▶ [YOUR GOAL]:
Go through the material below and report how many lines contain "dataset". Give only the number.

● ● ● ● ● ● ●

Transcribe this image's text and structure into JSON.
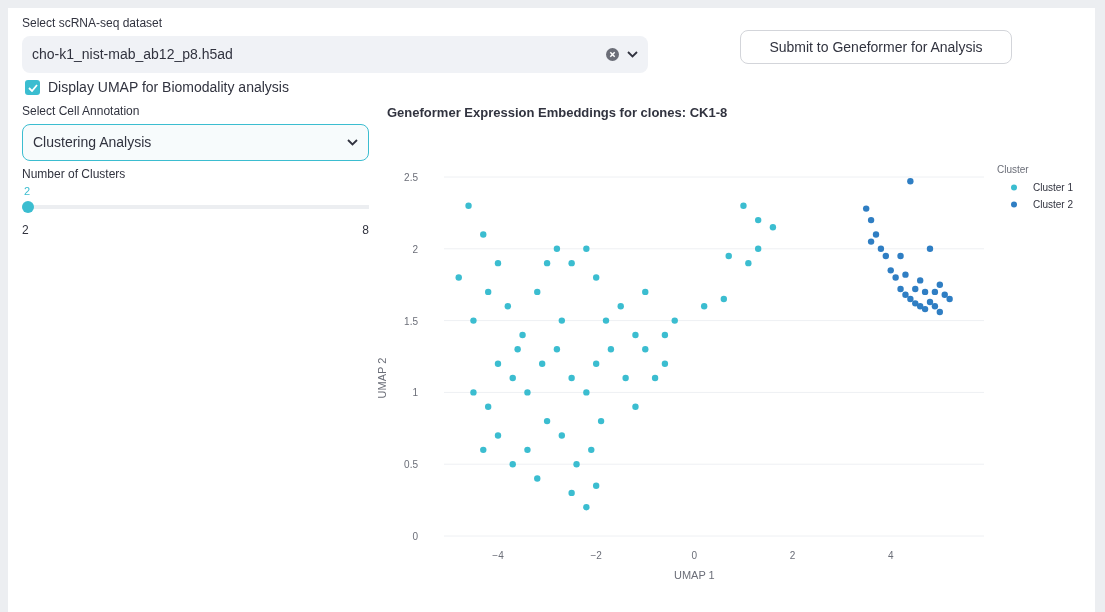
{
  "dataset": {
    "label": "Select scRNA-seq dataset",
    "value": "cho-k1_nist-mab_ab12_p8.h5ad"
  },
  "submit_button": "Submit to Geneformer for Analysis",
  "umap_checkbox": {
    "label": "Display UMAP for Biomodality analysis",
    "checked": true
  },
  "annotation": {
    "label": "Select Cell Annotation",
    "value": "Clustering Analysis"
  },
  "clusters_slider": {
    "label": "Number of Clusters",
    "reading": "2",
    "min_label": "2",
    "max_label": "8",
    "level": 0
  },
  "chart": {
    "chart_data": {
      "type": "scatter",
      "title": "Geneformer Expression Embeddings for clones:  CK1-8",
      "xlabel": "UMAP 1",
      "ylabel": "UMAP 2",
      "legend": {
        "title": "Cluster"
      },
      "grid": true,
      "xlim": [
        -5.1,
        5.9
      ],
      "ylim": [
        0,
        2.5
      ],
      "xticks": [
        {
          "value": -4,
          "label": "−4"
        },
        {
          "value": -2,
          "label": "−2"
        },
        0,
        2,
        4
      ],
      "yticks": [
        0,
        0.5,
        1,
        1.5,
        2,
        2.5
      ],
      "series": [
        {
          "name": "Cluster 1",
          "color": "#3bbdd0",
          "x": [
            -4.6,
            -4.3,
            -4.8,
            -4.5,
            -4.2,
            -4.0,
            -3.8,
            -3.5,
            -3.2,
            -3.0,
            -2.8,
            -2.5,
            -2.2,
            -2.0,
            -1.8,
            -1.5,
            -1.2,
            -1.0,
            -0.8,
            -0.6,
            -4.5,
            -4.2,
            -4.0,
            -3.7,
            -3.4,
            -3.1,
            -2.8,
            -2.5,
            -2.2,
            -2.0,
            -1.7,
            -1.4,
            -1.2,
            -4.3,
            -4.0,
            -3.7,
            -3.4,
            -3.0,
            -2.7,
            -2.4,
            -2.1,
            -1.9,
            -2.5,
            -2.2,
            -2.0,
            -3.2,
            -0.4,
            0.2,
            0.6,
            1.1,
            1.3,
            0.7,
            1.0,
            1.3,
            1.6,
            -2.7,
            -3.6,
            -1.0,
            -0.6
          ],
          "values": [
            2.3,
            2.1,
            1.8,
            1.5,
            1.7,
            1.9,
            1.6,
            1.4,
            1.7,
            1.9,
            2.0,
            1.9,
            2.0,
            1.8,
            1.5,
            1.6,
            1.4,
            1.3,
            1.1,
            1.2,
            1.0,
            0.9,
            1.2,
            1.1,
            1.0,
            1.2,
            1.3,
            1.1,
            1.0,
            1.2,
            1.3,
            1.1,
            0.9,
            0.6,
            0.7,
            0.5,
            0.6,
            0.8,
            0.7,
            0.5,
            0.6,
            0.8,
            0.3,
            0.2,
            0.35,
            0.4,
            1.5,
            1.6,
            1.65,
            1.9,
            2.0,
            1.95,
            2.3,
            2.2,
            2.15,
            1.5,
            1.3,
            1.7,
            1.4
          ]
        },
        {
          "name": "Cluster 2",
          "color": "#2f7ec3",
          "x": [
            3.5,
            3.6,
            3.7,
            3.8,
            3.9,
            4.0,
            4.1,
            4.2,
            4.3,
            4.4,
            4.5,
            4.6,
            4.7,
            4.8,
            4.9,
            5.0,
            5.1,
            5.2,
            4.5,
            4.7,
            4.9,
            4.4,
            4.8,
            3.6,
            4.2,
            5.0,
            4.6,
            4.3
          ],
          "values": [
            2.28,
            2.2,
            2.1,
            2.0,
            1.95,
            1.85,
            1.8,
            1.72,
            1.68,
            1.65,
            1.62,
            1.6,
            1.58,
            1.63,
            1.7,
            1.75,
            1.68,
            1.65,
            1.72,
            1.7,
            1.6,
            2.47,
            2.0,
            2.05,
            1.95,
            1.56,
            1.78,
            1.82
          ]
        }
      ]
    }
  }
}
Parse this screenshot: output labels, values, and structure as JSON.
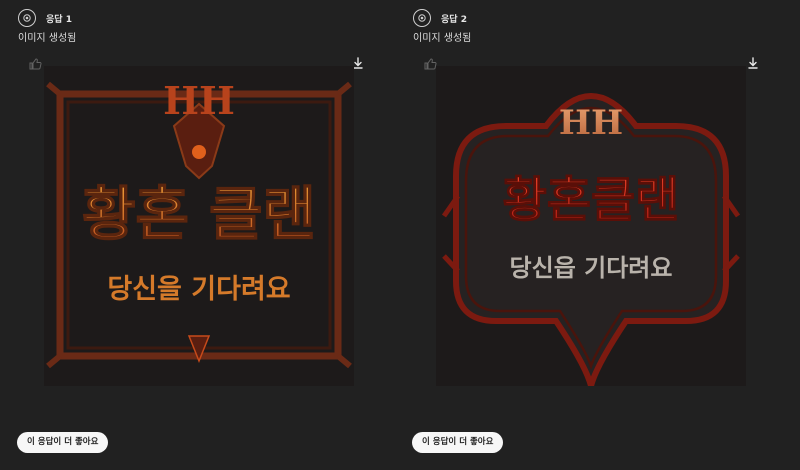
{
  "responses": [
    {
      "label": "응답 1",
      "status": "이미지 생성됨",
      "prefer_label": "이 응답이 더 좋아요",
      "image": {
        "brand": "HH",
        "title": "황혼 클랜",
        "tagline": "당신을 기다려요"
      }
    },
    {
      "label": "응답 2",
      "status": "이미지 생성됨",
      "prefer_label": "이 응답이 더 좋아요",
      "image": {
        "brand": "HH",
        "title": "황혼클랜",
        "tagline": "당신읍 기다려요"
      }
    }
  ],
  "icons": {
    "logo": "openai-logo-icon",
    "thumb": "thumbs-up-icon",
    "download": "download-icon"
  },
  "colors": {
    "background": "#212121",
    "orange": "#e07a1e",
    "red": "#d8341f"
  }
}
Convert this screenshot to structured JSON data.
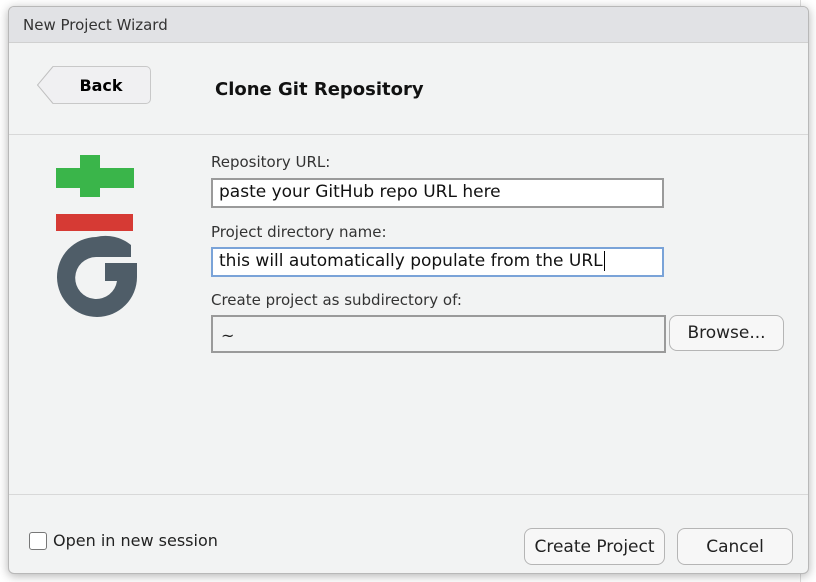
{
  "window": {
    "title": "New Project Wizard"
  },
  "header": {
    "back_label": "Back",
    "title": "Clone Git Repository"
  },
  "form": {
    "repo_url_label": "Repository URL:",
    "repo_url_value": "paste your GitHub repo URL here",
    "dir_name_label": "Project directory name:",
    "dir_name_value": "this will automatically populate from the URL",
    "subdir_label": "Create project as subdirectory of:",
    "subdir_value": "~",
    "browse_label": "Browse..."
  },
  "footer": {
    "open_new_session_label": "Open in new session",
    "open_new_session_checked": false,
    "create_label": "Create Project",
    "cancel_label": "Cancel"
  },
  "logo": {
    "icon": "git-icon",
    "colors": {
      "plus": "#3ab54a",
      "bar": "#d63a34",
      "g": "#4f5d68"
    }
  }
}
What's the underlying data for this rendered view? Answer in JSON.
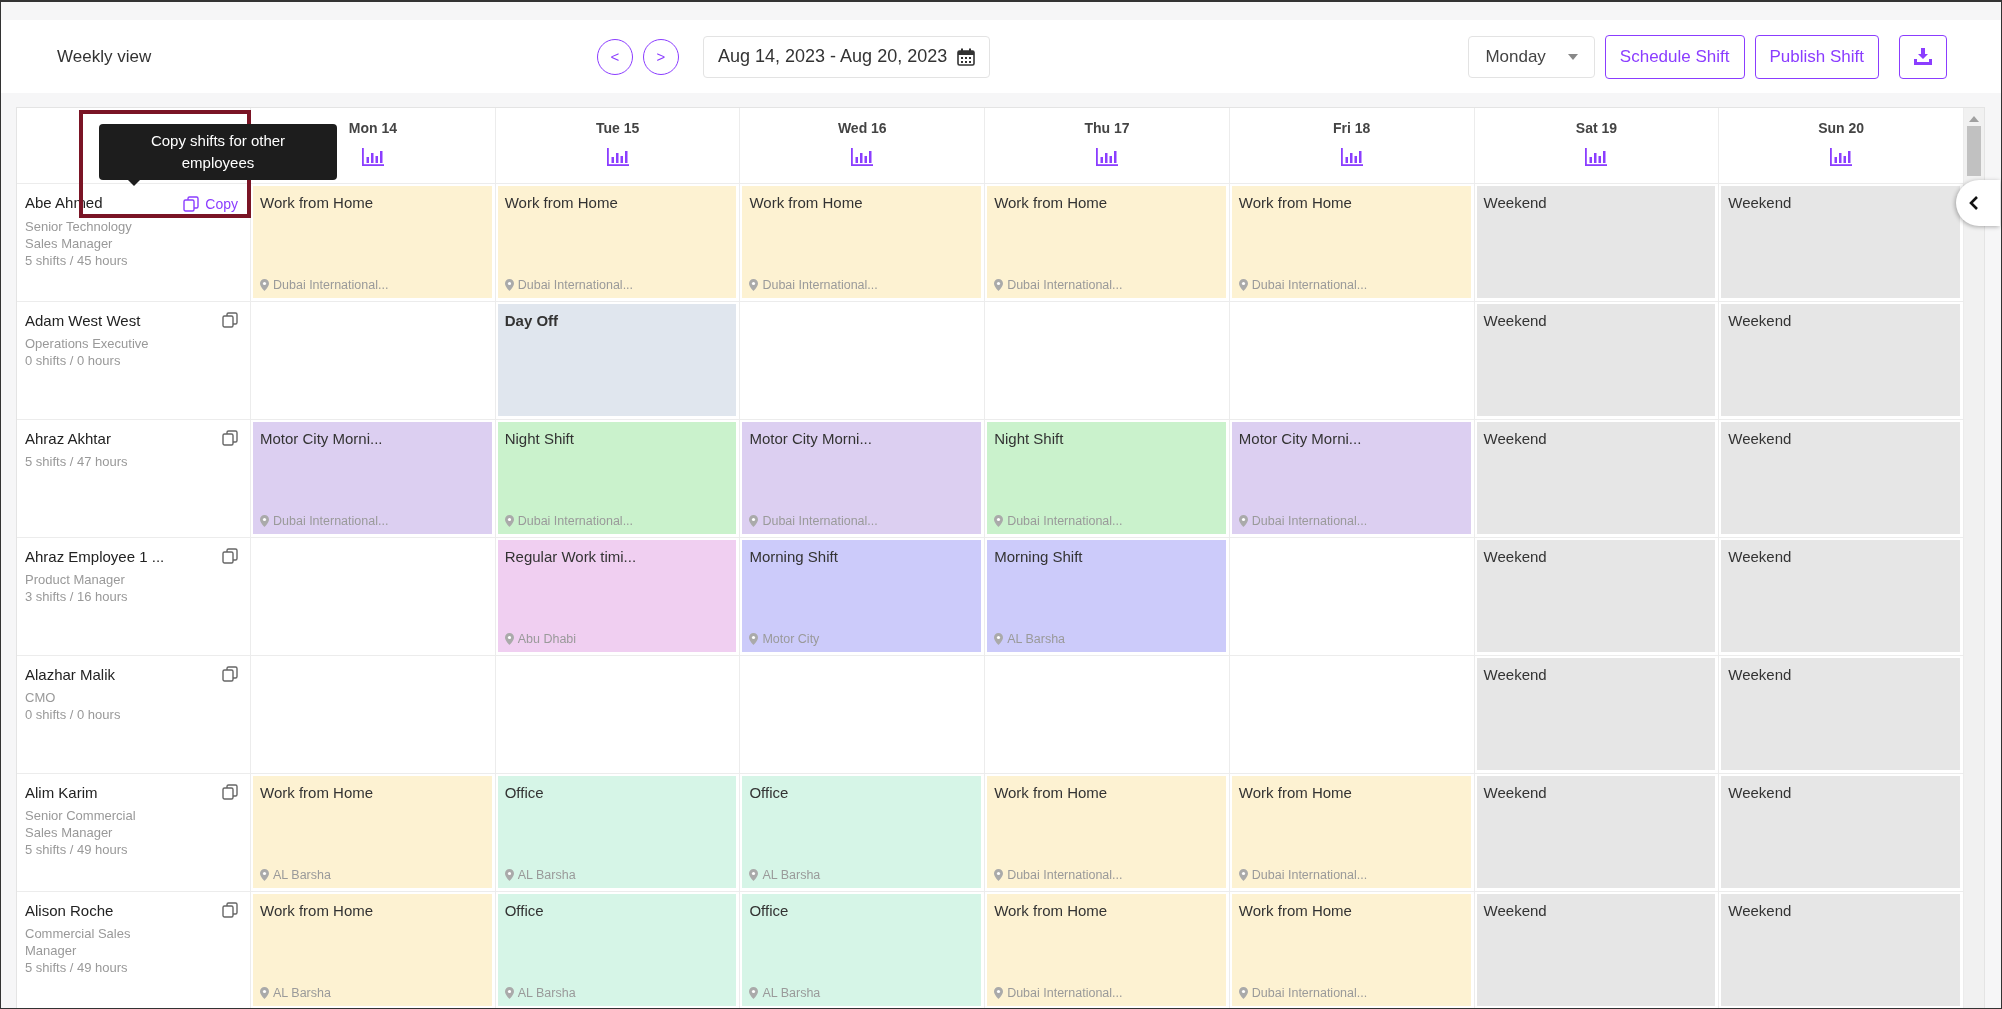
{
  "toolbar": {
    "title": "Weekly view",
    "prev": "<",
    "next": ">",
    "date_range": "Aug 14, 2023 - Aug 20, 2023",
    "start_day": "Monday",
    "buttons": [
      "Schedule Shift",
      "Publish Shift"
    ]
  },
  "days": [
    "Mon 14",
    "Tue 15",
    "Wed 16",
    "Thu 17",
    "Fri 18",
    "Sat 19",
    "Sun 20"
  ],
  "tooltip": {
    "text": "Copy shifts for other employees"
  },
  "highlight_frame": {
    "shown": true
  },
  "rows": [
    {
      "name": "Abe Ahmed",
      "title": "Senior Technology Sales Manager",
      "summary": "5 shifts / 45 hours",
      "copy_label": "Copy",
      "cells": [
        {
          "kind": "shift",
          "label": "Work from Home",
          "location": "Dubai International...",
          "color": "#fdf2d2"
        },
        {
          "kind": "shift",
          "label": "Work from Home",
          "location": "Dubai International...",
          "color": "#fdf2d2"
        },
        {
          "kind": "shift",
          "label": "Work from Home",
          "location": "Dubai International...",
          "color": "#fdf2d2"
        },
        {
          "kind": "shift",
          "label": "Work from Home",
          "location": "Dubai International...",
          "color": "#fdf2d2"
        },
        {
          "kind": "shift",
          "label": "Work from Home",
          "location": "Dubai International...",
          "color": "#fdf2d2"
        },
        {
          "kind": "weekend",
          "label": "Weekend",
          "color": "#e6e6e6"
        },
        {
          "kind": "weekend",
          "label": "Weekend",
          "color": "#e6e6e6"
        }
      ]
    },
    {
      "name": "Adam West West",
      "title": "Operations Executive",
      "summary": "0 shifts / 0 hours",
      "cells": [
        {
          "kind": "empty"
        },
        {
          "kind": "dayoff",
          "label": "Day Off",
          "color": "#e0e6ee"
        },
        {
          "kind": "empty"
        },
        {
          "kind": "empty"
        },
        {
          "kind": "empty"
        },
        {
          "kind": "weekend",
          "label": "Weekend",
          "color": "#e6e6e6"
        },
        {
          "kind": "weekend",
          "label": "Weekend",
          "color": "#e6e6e6"
        }
      ]
    },
    {
      "name": "Ahraz Akhtar",
      "summary": "5 shifts / 47 hours",
      "cells": [
        {
          "kind": "shift",
          "label": "Motor City Morni...",
          "location": "Dubai International...",
          "color": "#dccff1"
        },
        {
          "kind": "shift",
          "label": "Night Shift",
          "location": "Dubai International...",
          "color": "#caf2cc"
        },
        {
          "kind": "shift",
          "label": "Motor City Morni...",
          "location": "Dubai International...",
          "color": "#dccff1"
        },
        {
          "kind": "shift",
          "label": "Night Shift",
          "location": "Dubai International...",
          "color": "#caf2cc"
        },
        {
          "kind": "shift",
          "label": "Motor City Morni...",
          "location": "Dubai International...",
          "color": "#dccff1"
        },
        {
          "kind": "weekend",
          "label": "Weekend",
          "color": "#e6e6e6"
        },
        {
          "kind": "weekend",
          "label": "Weekend",
          "color": "#e6e6e6"
        }
      ]
    },
    {
      "name": "Ahraz Employee 1 ...",
      "title": "Product Manager",
      "summary": "3 shifts / 16 hours",
      "cells": [
        {
          "kind": "empty"
        },
        {
          "kind": "shift",
          "label": "Regular Work timi...",
          "location": "Abu Dhabi",
          "color": "#f0cff1"
        },
        {
          "kind": "shift",
          "label": "Morning Shift",
          "location": "Motor City",
          "color": "#cccbfa"
        },
        {
          "kind": "shift",
          "label": "Morning Shift",
          "location": "AL Barsha",
          "color": "#cccbfa"
        },
        {
          "kind": "empty"
        },
        {
          "kind": "weekend",
          "label": "Weekend",
          "color": "#e6e6e6"
        },
        {
          "kind": "weekend",
          "label": "Weekend",
          "color": "#e6e6e6"
        }
      ]
    },
    {
      "name": "Alazhar Malik",
      "title": "CMO",
      "summary": "0 shifts / 0 hours",
      "cells": [
        {
          "kind": "empty"
        },
        {
          "kind": "empty"
        },
        {
          "kind": "empty"
        },
        {
          "kind": "empty"
        },
        {
          "kind": "empty"
        },
        {
          "kind": "weekend",
          "label": "Weekend",
          "color": "#e6e6e6"
        },
        {
          "kind": "weekend",
          "label": "Weekend",
          "color": "#e6e6e6"
        }
      ]
    },
    {
      "name": "Alim Karim",
      "title": "Senior Commercial Sales Manager",
      "summary": "5 shifts / 49 hours",
      "cells": [
        {
          "kind": "shift",
          "label": "Work from Home",
          "location": "AL Barsha",
          "color": "#fdf2d2"
        },
        {
          "kind": "shift",
          "label": "Office",
          "location": "AL Barsha",
          "color": "#d6f5e7"
        },
        {
          "kind": "shift",
          "label": "Office",
          "location": "AL Barsha",
          "color": "#d6f5e7"
        },
        {
          "kind": "shift",
          "label": "Work from Home",
          "location": "Dubai International...",
          "color": "#fdf2d2"
        },
        {
          "kind": "shift",
          "label": "Work from Home",
          "location": "Dubai International...",
          "color": "#fdf2d2"
        },
        {
          "kind": "weekend",
          "label": "Weekend",
          "color": "#e6e6e6"
        },
        {
          "kind": "weekend",
          "label": "Weekend",
          "color": "#e6e6e6"
        }
      ]
    },
    {
      "name": "Alison Roche",
      "title": "Commercial Sales Manager",
      "summary": "5 shifts / 49 hours",
      "cells": [
        {
          "kind": "shift",
          "label": "Work from Home",
          "location": "AL Barsha",
          "color": "#fdf2d2"
        },
        {
          "kind": "shift",
          "label": "Office",
          "location": "AL Barsha",
          "color": "#d6f5e7"
        },
        {
          "kind": "shift",
          "label": "Office",
          "location": "AL Barsha",
          "color": "#d6f5e7"
        },
        {
          "kind": "shift",
          "label": "Work from Home",
          "location": "Dubai International...",
          "color": "#fdf2d2"
        },
        {
          "kind": "shift",
          "label": "Work from Home",
          "location": "Dubai International...",
          "color": "#fdf2d2"
        },
        {
          "kind": "weekend",
          "label": "Weekend",
          "color": "#e6e6e6"
        },
        {
          "kind": "weekend",
          "label": "Weekend",
          "color": "#e6e6e6"
        }
      ]
    }
  ]
}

● ● ● ● ● ● ●

▶ [WORKED SOLUTION]:
2